Identify the lines containing the word "pages". Copy each one.

• [Data section]
******
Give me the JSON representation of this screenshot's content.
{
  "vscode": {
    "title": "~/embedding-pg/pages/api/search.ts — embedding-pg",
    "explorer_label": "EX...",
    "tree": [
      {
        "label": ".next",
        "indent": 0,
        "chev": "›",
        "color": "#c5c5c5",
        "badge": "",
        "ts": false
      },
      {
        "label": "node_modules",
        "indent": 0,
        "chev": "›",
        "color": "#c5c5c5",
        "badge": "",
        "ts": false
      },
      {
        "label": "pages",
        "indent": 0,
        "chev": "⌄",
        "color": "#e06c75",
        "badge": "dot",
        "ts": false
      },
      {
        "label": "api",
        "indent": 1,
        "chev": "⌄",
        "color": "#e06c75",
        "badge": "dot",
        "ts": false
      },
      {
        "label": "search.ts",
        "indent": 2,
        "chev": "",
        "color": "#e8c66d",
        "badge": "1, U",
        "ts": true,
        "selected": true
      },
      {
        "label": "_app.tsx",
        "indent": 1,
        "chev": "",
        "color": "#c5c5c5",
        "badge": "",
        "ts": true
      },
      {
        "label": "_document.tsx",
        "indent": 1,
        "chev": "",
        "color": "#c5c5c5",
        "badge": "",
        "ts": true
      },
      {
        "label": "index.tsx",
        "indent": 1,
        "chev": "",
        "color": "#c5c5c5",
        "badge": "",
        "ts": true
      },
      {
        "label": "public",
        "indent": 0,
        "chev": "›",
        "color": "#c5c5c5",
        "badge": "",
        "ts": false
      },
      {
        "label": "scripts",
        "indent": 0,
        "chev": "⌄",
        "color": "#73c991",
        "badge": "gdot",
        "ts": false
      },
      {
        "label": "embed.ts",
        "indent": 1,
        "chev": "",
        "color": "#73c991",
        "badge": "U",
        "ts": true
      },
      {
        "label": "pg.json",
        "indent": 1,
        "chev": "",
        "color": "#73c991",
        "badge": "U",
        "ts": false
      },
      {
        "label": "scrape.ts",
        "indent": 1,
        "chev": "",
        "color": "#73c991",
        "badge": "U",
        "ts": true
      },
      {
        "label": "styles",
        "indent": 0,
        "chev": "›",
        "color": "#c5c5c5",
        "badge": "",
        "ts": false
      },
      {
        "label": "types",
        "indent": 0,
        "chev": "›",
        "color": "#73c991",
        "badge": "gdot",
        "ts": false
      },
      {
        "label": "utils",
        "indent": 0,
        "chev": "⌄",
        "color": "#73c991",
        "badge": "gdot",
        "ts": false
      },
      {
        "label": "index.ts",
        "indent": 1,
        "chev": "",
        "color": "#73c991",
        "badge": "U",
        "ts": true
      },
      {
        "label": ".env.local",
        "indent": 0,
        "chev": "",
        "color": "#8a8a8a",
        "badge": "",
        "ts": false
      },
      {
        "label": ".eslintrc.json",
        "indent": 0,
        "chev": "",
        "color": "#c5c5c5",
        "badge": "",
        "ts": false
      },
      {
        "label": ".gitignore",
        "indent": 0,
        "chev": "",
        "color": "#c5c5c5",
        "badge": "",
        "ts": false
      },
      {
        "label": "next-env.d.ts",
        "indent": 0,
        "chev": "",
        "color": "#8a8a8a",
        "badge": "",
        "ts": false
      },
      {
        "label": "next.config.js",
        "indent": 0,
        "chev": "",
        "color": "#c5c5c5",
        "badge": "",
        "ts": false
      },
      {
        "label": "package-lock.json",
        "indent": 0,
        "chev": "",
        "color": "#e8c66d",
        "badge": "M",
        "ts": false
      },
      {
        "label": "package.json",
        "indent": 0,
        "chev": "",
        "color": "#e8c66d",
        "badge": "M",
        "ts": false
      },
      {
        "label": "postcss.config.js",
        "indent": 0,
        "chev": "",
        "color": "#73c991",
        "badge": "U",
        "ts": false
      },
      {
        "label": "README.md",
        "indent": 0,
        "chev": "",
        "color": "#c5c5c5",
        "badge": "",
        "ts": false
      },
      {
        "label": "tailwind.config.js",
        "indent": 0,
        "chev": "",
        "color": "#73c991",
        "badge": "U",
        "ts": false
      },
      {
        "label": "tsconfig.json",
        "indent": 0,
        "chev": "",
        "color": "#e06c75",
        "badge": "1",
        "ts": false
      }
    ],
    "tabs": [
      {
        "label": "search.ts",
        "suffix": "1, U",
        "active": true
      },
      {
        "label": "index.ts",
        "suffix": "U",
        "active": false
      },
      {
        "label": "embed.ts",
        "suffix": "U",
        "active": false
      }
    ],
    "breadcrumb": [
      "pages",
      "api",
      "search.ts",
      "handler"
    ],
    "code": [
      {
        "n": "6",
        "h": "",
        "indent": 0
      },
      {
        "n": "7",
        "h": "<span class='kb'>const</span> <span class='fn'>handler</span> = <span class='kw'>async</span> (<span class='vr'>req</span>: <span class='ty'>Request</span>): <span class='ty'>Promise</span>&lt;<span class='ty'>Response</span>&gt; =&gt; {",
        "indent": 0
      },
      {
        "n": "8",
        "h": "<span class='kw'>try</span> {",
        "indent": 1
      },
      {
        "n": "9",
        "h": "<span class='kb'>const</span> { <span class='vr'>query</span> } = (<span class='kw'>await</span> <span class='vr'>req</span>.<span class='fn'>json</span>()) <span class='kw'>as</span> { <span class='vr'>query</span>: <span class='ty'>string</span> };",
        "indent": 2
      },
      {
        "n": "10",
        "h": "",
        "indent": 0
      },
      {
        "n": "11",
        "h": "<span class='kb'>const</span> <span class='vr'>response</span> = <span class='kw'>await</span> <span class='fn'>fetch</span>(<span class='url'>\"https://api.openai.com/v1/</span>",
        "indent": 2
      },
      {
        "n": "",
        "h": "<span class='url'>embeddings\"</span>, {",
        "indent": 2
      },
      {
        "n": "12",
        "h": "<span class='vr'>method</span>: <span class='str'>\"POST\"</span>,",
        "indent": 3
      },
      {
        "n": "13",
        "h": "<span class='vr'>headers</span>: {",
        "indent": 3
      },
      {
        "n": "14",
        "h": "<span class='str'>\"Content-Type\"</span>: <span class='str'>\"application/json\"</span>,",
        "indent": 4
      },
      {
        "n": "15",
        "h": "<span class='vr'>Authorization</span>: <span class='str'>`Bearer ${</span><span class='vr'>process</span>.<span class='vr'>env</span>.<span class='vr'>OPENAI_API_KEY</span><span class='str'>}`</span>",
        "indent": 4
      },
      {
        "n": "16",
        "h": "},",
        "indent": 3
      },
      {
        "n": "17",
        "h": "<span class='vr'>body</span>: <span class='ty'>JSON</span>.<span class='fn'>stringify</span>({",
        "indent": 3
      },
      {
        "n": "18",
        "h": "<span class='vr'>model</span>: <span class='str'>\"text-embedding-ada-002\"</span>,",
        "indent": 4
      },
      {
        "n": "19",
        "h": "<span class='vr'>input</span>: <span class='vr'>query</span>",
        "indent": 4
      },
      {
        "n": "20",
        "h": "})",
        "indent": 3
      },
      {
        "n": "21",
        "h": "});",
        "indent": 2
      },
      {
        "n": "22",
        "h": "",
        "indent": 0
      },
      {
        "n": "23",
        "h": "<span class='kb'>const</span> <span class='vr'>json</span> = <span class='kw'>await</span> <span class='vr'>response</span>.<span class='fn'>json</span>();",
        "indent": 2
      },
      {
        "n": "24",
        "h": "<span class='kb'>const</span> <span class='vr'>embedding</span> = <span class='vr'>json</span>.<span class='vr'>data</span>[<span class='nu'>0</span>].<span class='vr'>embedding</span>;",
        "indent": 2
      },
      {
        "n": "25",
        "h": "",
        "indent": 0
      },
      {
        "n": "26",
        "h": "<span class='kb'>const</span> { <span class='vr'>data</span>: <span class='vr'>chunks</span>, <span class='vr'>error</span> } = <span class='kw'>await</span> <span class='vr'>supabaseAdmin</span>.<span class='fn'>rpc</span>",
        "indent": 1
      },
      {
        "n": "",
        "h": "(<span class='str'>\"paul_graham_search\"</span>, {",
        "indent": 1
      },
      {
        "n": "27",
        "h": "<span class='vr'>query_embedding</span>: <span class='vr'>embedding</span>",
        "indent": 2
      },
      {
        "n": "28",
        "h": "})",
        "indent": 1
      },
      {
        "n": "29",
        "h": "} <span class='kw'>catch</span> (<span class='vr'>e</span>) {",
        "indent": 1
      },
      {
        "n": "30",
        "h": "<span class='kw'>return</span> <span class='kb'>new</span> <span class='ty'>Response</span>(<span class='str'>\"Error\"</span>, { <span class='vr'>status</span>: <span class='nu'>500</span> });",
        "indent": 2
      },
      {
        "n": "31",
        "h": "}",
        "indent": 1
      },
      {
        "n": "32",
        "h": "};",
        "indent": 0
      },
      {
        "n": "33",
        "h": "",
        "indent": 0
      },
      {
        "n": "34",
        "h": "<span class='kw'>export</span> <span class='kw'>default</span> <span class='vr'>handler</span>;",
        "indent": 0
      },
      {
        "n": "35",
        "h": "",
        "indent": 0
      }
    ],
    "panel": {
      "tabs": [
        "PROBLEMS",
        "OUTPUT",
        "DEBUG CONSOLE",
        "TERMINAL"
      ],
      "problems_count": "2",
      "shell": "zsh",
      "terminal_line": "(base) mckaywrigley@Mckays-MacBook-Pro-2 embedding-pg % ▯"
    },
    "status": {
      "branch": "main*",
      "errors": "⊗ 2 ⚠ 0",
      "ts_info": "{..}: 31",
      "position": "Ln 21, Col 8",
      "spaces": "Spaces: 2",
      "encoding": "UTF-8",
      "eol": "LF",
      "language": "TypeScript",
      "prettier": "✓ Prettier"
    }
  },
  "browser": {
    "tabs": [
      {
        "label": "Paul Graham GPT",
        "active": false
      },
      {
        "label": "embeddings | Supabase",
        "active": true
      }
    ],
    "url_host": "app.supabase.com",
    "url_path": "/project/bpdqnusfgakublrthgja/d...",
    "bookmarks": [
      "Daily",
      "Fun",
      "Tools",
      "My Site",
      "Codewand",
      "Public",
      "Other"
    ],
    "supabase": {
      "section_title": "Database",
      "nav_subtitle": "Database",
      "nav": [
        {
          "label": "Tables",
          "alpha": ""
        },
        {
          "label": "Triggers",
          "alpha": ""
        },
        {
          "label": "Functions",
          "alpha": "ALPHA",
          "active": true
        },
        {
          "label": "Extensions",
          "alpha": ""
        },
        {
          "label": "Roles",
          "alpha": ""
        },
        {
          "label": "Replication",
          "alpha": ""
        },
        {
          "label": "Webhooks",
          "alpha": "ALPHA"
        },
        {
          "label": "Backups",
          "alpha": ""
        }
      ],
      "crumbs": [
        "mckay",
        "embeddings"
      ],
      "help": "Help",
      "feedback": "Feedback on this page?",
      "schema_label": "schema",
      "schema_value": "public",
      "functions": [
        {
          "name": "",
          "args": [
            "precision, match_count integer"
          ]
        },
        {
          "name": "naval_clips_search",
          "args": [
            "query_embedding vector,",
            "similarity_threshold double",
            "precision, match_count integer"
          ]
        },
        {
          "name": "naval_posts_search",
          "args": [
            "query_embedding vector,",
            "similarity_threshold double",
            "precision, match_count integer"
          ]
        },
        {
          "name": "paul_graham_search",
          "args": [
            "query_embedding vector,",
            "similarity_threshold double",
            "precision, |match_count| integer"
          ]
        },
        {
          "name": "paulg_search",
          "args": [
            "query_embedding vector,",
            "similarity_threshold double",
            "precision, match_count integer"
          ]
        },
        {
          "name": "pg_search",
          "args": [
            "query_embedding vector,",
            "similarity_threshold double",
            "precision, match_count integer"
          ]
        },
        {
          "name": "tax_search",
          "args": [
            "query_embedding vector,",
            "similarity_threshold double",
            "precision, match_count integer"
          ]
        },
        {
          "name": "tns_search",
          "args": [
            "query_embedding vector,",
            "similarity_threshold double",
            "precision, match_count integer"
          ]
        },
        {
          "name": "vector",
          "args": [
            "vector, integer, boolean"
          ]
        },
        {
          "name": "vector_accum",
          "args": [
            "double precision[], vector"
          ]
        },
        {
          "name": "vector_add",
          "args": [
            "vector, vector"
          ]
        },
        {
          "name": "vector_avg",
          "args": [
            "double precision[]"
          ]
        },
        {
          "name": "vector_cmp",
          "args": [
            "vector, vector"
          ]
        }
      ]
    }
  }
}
******
• [Full output]
    "title": "~/embedding-pg/pages/api/search.ts — embedding-pg",
        "label": "pages",
      "pages",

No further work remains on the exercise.